Problem to solve: Exactly how many lines have the word "Halle"? Answer with the bare number.

** begin Data extract **

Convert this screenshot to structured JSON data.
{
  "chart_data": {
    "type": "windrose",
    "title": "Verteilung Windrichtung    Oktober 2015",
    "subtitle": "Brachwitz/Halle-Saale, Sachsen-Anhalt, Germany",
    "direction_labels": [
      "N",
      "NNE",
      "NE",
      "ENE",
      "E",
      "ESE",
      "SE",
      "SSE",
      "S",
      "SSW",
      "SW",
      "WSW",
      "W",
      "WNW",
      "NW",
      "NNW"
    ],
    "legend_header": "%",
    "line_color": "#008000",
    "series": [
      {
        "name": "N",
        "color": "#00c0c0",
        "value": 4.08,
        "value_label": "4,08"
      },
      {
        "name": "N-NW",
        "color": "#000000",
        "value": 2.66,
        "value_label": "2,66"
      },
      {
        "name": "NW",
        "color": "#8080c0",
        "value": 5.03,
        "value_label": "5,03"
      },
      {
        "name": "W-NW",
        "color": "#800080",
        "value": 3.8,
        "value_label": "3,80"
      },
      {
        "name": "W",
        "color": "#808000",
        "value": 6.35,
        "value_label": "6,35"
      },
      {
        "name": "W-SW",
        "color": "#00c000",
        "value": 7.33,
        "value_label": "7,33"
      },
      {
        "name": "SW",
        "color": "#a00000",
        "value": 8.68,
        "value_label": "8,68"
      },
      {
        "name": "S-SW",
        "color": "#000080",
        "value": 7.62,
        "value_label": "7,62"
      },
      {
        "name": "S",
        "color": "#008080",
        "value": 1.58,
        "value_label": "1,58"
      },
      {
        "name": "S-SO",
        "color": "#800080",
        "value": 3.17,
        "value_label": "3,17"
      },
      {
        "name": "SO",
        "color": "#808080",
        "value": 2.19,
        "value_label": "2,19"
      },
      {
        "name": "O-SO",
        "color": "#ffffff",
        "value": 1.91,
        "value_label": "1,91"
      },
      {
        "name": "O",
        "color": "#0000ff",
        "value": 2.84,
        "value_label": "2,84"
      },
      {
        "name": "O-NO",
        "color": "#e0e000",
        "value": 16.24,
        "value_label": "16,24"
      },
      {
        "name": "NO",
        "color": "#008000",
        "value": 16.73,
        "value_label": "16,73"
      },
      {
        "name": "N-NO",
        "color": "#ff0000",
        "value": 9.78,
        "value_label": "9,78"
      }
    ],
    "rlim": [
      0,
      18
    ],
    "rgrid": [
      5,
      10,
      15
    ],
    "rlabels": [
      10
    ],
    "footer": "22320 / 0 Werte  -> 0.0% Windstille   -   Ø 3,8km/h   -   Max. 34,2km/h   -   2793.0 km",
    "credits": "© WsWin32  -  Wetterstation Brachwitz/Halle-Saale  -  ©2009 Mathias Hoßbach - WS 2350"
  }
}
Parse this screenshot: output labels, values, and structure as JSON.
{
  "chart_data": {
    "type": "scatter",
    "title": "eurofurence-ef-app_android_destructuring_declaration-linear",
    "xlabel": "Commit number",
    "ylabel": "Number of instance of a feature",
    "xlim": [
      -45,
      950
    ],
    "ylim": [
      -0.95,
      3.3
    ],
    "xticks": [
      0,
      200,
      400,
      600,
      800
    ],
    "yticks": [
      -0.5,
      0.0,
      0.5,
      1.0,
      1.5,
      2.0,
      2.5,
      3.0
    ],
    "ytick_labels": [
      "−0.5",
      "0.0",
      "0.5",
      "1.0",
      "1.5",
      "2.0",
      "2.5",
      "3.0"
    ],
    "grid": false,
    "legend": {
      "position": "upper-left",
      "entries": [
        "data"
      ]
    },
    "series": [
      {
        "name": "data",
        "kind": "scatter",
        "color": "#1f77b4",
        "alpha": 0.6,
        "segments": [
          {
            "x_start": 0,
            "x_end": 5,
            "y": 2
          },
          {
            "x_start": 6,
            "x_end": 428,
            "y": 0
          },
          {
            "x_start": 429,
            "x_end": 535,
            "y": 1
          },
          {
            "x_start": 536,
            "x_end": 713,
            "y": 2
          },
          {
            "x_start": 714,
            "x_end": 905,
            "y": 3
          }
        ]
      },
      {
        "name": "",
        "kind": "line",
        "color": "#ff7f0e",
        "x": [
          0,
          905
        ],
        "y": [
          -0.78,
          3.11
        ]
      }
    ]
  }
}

** end Data extract **
** begin Data extract **

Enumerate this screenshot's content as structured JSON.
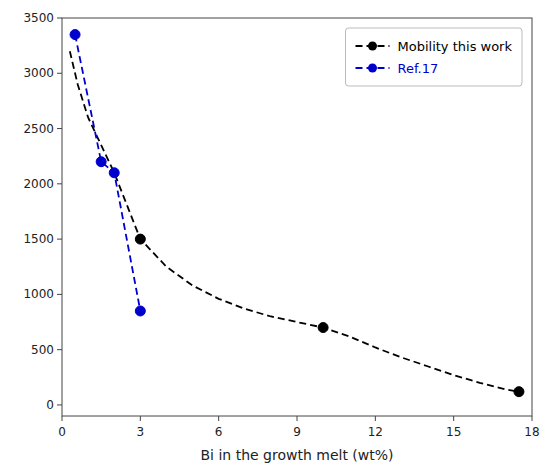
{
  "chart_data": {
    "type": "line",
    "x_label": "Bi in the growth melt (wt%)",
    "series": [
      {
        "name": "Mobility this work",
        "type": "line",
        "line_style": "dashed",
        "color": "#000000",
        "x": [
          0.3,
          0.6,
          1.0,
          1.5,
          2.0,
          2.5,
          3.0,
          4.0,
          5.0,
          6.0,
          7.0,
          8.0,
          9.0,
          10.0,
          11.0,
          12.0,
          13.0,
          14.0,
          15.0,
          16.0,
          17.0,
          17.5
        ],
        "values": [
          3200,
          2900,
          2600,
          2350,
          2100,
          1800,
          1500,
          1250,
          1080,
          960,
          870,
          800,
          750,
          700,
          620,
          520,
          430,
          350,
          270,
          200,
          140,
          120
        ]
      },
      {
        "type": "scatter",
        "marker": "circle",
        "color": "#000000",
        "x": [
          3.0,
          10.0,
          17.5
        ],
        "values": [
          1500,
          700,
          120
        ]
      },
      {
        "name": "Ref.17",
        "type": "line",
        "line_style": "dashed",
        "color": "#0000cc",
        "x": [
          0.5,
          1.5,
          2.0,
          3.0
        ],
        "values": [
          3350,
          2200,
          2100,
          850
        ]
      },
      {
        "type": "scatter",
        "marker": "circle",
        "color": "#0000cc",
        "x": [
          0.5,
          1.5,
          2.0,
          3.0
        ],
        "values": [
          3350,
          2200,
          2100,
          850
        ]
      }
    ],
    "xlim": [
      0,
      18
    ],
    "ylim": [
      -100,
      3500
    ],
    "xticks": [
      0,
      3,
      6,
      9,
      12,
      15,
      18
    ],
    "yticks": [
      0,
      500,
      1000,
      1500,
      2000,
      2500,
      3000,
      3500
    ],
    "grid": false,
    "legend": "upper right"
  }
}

** end Data extract **

Result of this exercise: 2